### The request:
The entries below need to be written out exactly, with no pictures included.

### Record set:
>>>>>

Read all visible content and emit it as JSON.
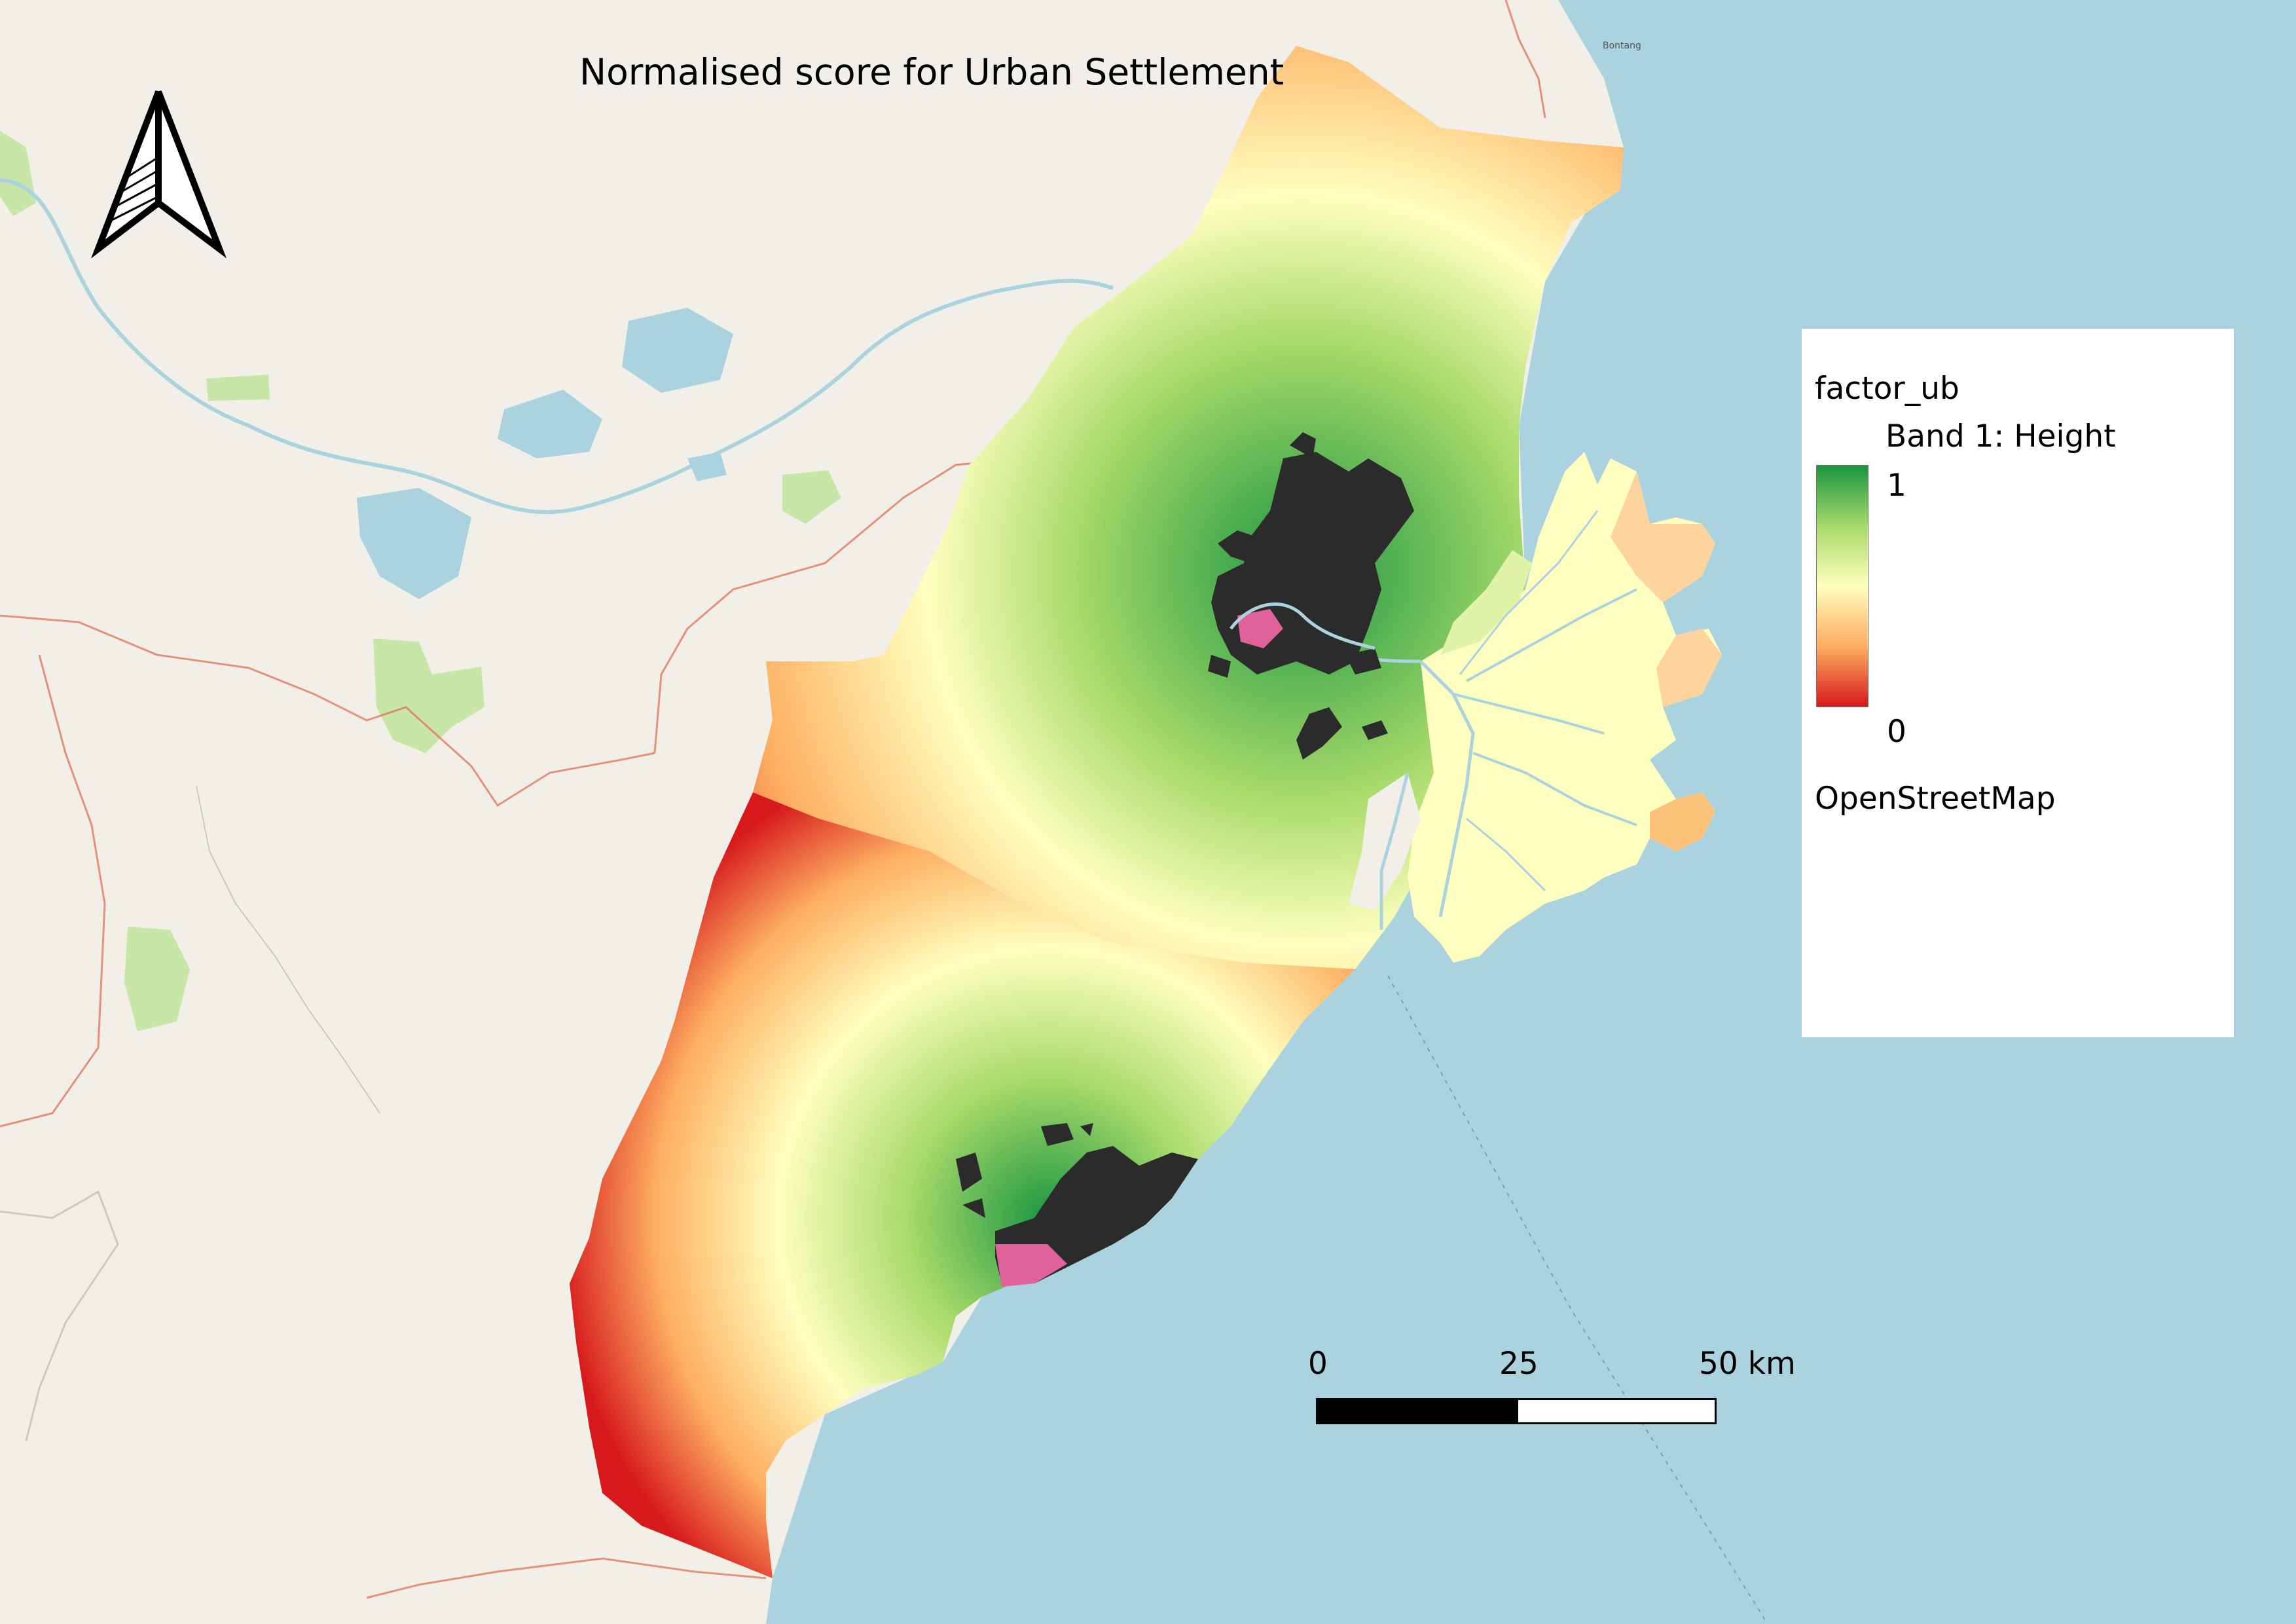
{
  "map": {
    "title": "Normalised score for Urban Settlement",
    "basemap_labels": [
      "Bontang"
    ],
    "colors": {
      "sea": "#aad3df",
      "land": "#f2efe9",
      "park": "#c8e6a8",
      "water": "#aad3df",
      "boundary": "#e06a4a",
      "urban": "#2b2b2b",
      "urban_core": "#e0629a"
    }
  },
  "legend": {
    "layer_name": "factor_ub",
    "band_label": "Band 1: Height",
    "ramp_max": "1",
    "ramp_min": "0",
    "ramp_colors": [
      "#1a9641",
      "#a6d96a",
      "#ffffbf",
      "#fdae61",
      "#d7191c"
    ],
    "basemap_name": "OpenStreetMap"
  },
  "scale_bar": {
    "label_0": "0",
    "label_mid": "25",
    "label_end": "50 km"
  },
  "north_arrow": {
    "icon": "north-arrow-icon"
  }
}
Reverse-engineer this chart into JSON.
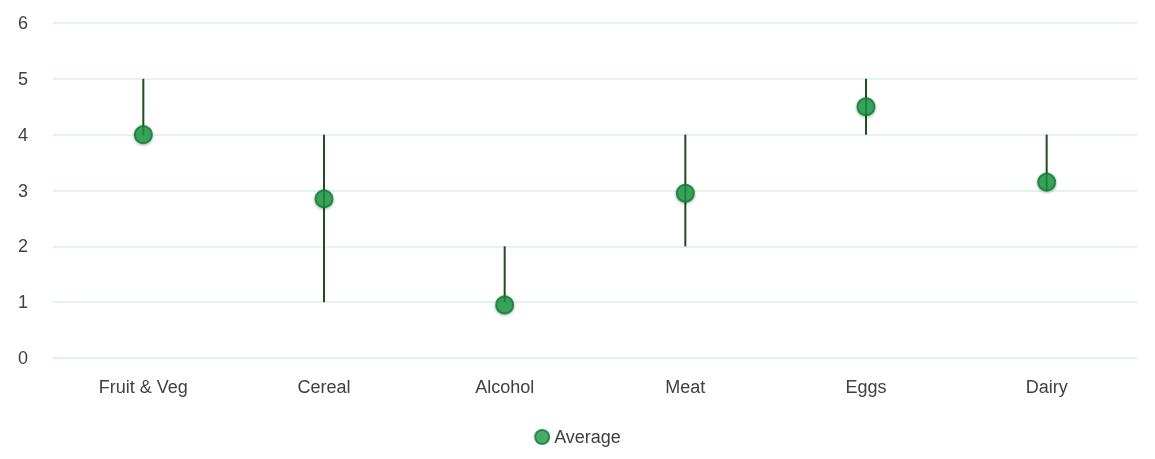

<<<<<

### Result of this task:
Read all visible content and emit it as JSON.
{
  "map": {
    "title": "Normalised score for Urban Settlement",
    "basemap_labels": [
      "Bontang"
    ],
    "colors": {
      "sea": "#aad3df",
      "land": "#f2efe9",
      "park": "#c8e6a8",
      "water": "#aad3df",
      "boundary": "#e06a4a",
      "urban": "#2b2b2b",
      "urban_core": "#e0629a"
    }
  },
  "legend": {
    "layer_name": "factor_ub",
    "band_label": "Band 1: Height",
    "ramp_max": "1",
    "ramp_min": "0",
    "ramp_colors": [
      "#1a9641",
      "#a6d96a",
      "#ffffbf",
      "#fdae61",
      "#d7191c"
    ],
    "basemap_name": "OpenStreetMap"
  },
  "scale_bar": {
    "label_0": "0",
    "label_mid": "25",
    "label_end": "50 km"
  },
  "north_arrow": {
    "icon": "north-arrow-icon"
  }
}
Reverse-engineer this chart into JSON.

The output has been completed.